┌────────
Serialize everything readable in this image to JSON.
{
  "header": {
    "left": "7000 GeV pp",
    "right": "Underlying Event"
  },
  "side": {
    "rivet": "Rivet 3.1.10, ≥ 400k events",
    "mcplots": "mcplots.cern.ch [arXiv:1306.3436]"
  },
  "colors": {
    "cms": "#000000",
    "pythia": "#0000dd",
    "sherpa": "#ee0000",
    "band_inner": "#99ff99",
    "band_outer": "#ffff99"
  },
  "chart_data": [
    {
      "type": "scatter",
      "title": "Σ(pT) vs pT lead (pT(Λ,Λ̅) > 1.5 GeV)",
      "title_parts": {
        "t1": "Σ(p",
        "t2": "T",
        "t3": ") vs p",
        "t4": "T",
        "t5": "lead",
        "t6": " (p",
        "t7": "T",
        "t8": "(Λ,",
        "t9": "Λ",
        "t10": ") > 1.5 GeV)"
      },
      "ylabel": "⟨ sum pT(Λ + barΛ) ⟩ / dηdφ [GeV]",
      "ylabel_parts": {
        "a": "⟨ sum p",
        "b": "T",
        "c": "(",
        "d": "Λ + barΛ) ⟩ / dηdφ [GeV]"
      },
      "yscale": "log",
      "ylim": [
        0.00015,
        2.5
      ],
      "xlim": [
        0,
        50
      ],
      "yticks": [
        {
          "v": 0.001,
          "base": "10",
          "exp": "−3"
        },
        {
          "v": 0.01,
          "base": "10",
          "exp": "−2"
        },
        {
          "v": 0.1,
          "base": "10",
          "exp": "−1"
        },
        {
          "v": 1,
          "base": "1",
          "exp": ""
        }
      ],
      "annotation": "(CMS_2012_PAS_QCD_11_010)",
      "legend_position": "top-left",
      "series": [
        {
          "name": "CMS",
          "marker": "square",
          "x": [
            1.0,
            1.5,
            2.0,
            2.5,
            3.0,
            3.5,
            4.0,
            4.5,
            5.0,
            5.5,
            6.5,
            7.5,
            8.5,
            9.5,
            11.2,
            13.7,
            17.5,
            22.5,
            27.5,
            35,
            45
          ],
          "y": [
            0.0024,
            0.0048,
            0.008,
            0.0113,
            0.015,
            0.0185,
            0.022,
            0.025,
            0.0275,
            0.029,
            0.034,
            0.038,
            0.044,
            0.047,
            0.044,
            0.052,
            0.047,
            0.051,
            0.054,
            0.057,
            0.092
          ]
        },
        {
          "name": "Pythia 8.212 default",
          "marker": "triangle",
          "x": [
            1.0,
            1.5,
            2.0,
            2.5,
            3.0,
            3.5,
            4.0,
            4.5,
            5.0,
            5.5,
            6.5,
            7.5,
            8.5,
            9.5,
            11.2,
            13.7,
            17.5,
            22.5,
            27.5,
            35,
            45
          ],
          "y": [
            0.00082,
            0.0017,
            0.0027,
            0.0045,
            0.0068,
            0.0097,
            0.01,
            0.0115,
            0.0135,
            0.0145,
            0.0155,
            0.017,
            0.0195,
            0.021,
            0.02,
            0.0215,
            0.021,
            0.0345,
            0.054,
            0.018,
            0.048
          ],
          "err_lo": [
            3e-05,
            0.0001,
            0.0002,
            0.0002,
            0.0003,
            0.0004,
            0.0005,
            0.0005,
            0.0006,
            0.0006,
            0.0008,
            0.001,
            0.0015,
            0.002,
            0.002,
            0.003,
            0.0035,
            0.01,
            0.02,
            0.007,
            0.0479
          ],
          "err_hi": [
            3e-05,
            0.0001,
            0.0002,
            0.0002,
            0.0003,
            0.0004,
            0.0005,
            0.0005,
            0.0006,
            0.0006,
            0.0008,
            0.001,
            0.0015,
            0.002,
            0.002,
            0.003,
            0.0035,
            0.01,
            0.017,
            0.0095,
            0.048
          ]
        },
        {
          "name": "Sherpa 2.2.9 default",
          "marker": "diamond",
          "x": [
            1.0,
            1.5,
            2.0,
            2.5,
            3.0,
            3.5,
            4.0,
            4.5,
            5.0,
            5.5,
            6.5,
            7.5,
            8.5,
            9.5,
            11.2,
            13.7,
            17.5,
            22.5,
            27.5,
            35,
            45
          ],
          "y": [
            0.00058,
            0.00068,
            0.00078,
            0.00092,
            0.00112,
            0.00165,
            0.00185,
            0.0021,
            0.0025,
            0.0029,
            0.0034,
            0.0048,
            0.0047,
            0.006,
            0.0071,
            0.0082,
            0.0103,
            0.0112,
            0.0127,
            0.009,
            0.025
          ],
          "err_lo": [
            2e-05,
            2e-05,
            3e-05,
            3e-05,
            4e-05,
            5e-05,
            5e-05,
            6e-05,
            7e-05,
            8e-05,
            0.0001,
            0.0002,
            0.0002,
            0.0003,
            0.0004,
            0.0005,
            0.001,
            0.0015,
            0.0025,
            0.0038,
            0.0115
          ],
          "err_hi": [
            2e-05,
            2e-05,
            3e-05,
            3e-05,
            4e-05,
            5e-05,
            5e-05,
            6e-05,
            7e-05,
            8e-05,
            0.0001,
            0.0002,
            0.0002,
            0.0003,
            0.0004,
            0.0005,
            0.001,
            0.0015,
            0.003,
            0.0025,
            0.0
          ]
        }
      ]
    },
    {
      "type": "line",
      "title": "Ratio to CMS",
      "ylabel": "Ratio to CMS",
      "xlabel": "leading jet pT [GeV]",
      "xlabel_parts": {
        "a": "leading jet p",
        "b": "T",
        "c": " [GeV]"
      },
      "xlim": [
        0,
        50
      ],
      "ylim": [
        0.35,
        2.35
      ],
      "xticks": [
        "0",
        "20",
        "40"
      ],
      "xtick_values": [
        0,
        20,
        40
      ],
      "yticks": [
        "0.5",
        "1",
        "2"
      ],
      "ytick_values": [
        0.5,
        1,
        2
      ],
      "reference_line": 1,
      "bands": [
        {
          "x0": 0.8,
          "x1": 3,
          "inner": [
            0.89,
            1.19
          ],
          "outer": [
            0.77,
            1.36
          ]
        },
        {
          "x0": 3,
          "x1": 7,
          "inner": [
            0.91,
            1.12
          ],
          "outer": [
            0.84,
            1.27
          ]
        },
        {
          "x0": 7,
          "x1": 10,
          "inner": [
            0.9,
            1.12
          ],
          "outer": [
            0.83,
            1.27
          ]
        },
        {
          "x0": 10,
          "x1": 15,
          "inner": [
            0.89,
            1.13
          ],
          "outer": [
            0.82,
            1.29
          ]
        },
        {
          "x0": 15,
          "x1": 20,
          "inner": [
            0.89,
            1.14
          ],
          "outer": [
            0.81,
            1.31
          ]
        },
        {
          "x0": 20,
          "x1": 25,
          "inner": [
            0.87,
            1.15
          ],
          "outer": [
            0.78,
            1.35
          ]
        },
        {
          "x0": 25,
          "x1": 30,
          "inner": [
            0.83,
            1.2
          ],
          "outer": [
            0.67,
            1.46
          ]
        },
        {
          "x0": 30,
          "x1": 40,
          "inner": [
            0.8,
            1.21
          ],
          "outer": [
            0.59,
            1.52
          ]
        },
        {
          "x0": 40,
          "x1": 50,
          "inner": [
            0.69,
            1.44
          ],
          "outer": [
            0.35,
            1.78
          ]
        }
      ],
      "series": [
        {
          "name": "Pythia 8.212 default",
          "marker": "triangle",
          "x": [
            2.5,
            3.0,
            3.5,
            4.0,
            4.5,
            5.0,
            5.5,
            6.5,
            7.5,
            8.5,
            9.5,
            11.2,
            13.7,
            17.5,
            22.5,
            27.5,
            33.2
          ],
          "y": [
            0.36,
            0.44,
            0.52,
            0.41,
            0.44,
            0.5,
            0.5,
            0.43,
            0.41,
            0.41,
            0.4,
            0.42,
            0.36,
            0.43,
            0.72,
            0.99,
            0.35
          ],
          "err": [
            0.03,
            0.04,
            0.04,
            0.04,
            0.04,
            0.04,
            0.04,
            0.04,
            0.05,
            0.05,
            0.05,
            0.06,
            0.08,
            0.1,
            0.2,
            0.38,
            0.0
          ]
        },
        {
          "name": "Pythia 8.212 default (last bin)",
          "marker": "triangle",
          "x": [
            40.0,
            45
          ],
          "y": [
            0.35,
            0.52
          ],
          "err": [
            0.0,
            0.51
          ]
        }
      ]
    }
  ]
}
└────────
Tally how many lines of the records hold the word "barΛ". Answer with the number only.

2